• **Do this**
Which lines in the records below contain the word "ruchowej"? Copy each of them.

— Start —

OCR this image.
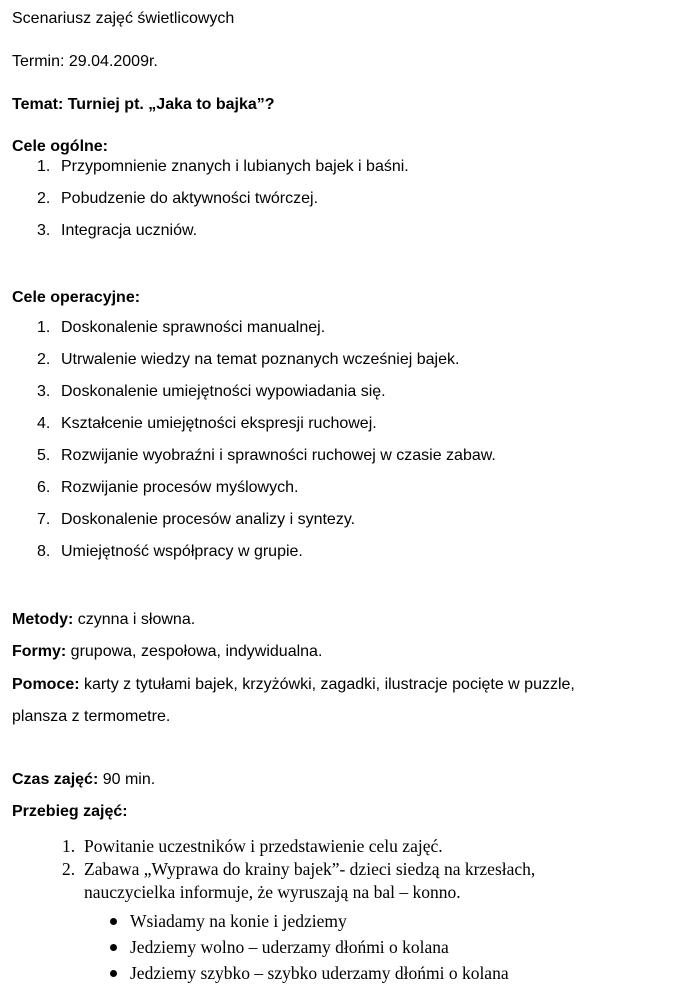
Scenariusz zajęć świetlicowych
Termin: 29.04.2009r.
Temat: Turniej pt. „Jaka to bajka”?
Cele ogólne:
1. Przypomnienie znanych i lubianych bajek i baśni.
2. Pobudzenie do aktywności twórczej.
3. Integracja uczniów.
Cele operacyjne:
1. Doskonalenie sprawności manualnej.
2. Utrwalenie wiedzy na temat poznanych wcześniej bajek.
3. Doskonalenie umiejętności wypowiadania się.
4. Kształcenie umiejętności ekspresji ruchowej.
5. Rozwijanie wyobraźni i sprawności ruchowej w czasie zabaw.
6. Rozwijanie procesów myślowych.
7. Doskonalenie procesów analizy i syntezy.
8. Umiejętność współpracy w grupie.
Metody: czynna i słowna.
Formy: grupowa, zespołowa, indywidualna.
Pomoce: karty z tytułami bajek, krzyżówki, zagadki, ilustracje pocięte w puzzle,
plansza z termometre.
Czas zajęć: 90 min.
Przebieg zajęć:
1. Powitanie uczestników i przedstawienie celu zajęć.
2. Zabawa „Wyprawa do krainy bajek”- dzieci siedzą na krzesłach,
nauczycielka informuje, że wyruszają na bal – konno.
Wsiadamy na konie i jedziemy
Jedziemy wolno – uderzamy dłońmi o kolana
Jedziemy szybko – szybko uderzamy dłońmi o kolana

— End —
— Start —

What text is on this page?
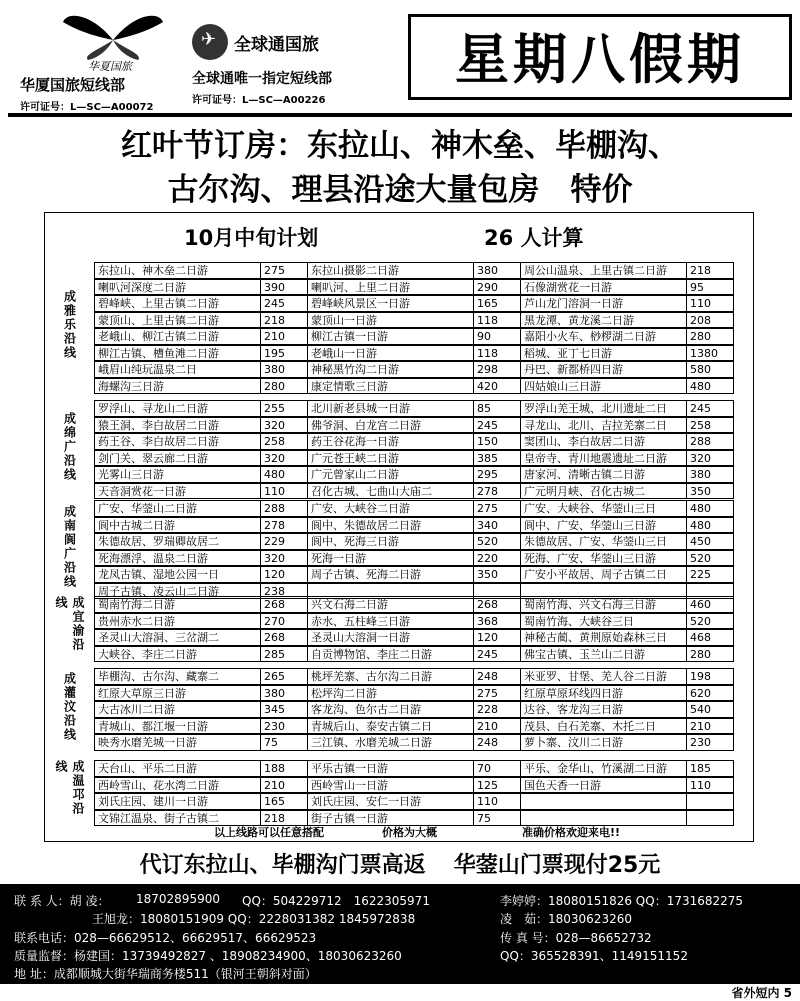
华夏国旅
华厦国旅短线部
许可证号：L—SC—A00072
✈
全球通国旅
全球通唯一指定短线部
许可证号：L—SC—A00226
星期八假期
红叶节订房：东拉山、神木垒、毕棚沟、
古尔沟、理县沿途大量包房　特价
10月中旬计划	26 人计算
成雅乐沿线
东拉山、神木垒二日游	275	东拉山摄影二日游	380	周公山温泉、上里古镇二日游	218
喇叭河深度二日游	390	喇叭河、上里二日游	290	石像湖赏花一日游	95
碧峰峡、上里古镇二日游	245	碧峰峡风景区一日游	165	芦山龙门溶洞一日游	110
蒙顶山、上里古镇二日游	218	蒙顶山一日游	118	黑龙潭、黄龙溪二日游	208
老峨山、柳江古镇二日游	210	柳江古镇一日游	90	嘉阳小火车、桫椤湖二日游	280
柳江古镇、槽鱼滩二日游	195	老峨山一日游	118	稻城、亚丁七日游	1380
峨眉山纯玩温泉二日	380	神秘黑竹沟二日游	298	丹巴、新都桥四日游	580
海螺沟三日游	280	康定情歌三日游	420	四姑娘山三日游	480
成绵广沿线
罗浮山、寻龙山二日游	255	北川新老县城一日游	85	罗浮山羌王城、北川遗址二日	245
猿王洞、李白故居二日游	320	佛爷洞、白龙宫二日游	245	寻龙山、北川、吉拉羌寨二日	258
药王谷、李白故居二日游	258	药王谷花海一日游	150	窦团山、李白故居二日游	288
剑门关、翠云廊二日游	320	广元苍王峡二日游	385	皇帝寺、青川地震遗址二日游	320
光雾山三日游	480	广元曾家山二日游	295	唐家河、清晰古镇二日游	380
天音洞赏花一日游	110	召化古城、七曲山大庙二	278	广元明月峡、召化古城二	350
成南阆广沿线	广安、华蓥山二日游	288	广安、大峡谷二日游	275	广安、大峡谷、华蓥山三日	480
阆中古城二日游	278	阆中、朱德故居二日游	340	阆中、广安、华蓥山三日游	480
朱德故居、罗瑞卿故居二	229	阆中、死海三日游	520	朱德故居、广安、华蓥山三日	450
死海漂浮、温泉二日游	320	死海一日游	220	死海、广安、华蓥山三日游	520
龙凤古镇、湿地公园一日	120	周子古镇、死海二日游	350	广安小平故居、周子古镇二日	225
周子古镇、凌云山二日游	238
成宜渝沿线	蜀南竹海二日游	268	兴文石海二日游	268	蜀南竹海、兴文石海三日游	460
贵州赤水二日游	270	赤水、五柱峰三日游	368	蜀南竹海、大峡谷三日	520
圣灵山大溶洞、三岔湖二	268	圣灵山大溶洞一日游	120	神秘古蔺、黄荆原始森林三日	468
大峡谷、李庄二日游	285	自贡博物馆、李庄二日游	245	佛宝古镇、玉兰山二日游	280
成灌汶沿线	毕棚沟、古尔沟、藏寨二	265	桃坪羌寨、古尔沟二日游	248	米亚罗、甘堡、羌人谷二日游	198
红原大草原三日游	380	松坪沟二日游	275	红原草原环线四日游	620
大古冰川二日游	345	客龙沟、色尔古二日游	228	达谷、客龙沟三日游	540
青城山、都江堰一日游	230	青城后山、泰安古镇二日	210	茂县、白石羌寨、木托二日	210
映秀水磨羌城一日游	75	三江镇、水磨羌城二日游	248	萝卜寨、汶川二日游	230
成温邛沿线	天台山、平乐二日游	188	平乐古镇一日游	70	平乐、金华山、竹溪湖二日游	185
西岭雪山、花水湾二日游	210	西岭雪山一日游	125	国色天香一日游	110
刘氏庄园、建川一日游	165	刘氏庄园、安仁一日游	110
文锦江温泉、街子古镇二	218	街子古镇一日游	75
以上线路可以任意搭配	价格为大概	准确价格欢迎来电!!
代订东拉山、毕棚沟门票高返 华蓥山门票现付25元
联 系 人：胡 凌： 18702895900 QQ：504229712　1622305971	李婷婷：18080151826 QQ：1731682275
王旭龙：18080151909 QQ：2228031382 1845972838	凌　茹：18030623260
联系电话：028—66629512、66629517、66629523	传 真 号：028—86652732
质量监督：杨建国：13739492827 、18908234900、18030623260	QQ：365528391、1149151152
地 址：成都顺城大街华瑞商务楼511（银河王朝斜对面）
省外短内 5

— End —

• **Result below**
4. Kształcenie umiejętności ekspresji ruchowej.
5. Rozwijanie wyobraźni i sprawności ruchowej w czasie zabaw.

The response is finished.